Copy all the material that follows, keeping every character the same.
# # # #
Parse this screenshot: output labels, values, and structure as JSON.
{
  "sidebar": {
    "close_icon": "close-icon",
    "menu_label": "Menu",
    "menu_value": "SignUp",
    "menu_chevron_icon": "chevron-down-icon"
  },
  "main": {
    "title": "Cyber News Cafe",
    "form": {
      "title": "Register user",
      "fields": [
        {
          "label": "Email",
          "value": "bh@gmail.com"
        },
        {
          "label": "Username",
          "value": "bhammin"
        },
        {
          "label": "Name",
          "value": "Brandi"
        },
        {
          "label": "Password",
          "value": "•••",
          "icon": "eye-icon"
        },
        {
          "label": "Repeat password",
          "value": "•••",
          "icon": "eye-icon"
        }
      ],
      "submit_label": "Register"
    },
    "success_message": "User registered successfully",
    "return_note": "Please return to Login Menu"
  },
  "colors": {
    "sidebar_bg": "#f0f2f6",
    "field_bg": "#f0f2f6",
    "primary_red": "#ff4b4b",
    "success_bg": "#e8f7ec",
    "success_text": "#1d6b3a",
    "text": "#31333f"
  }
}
# # # #
## Answer to this task
Parse this screenshot: output labels, values, and structure as JSON.
{
  "sidebar": {
    "close_icon": "close-icon",
    "menu_label": "Menu",
    "menu_value": "SignUp",
    "menu_chevron_icon": "chevron-down-icon"
  },
  "main": {
    "title": "Cyber News Cafe",
    "form": {
      "title": "Register user",
      "fields": [
        {
          "label": "Email",
          "value": "bh@gmail.com"
        },
        {
          "label": "Username",
          "value": "bhammin"
        },
        {
          "label": "Name",
          "value": "Brandi"
        },
        {
          "label": "Password",
          "value": "•••",
          "icon": "eye-icon"
        },
        {
          "label": "Repeat password",
          "value": "•••",
          "icon": "eye-icon"
        }
      ],
      "submit_label": "Register"
    },
    "success_message": "User registered successfully",
    "return_note": "Please return to Login Menu"
  },
  "colors": {
    "sidebar_bg": "#f0f2f6",
    "field_bg": "#f0f2f6",
    "primary_red": "#ff4b4b",
    "success_bg": "#e8f7ec",
    "success_text": "#1d6b3a",
    "text": "#31333f"
  }
}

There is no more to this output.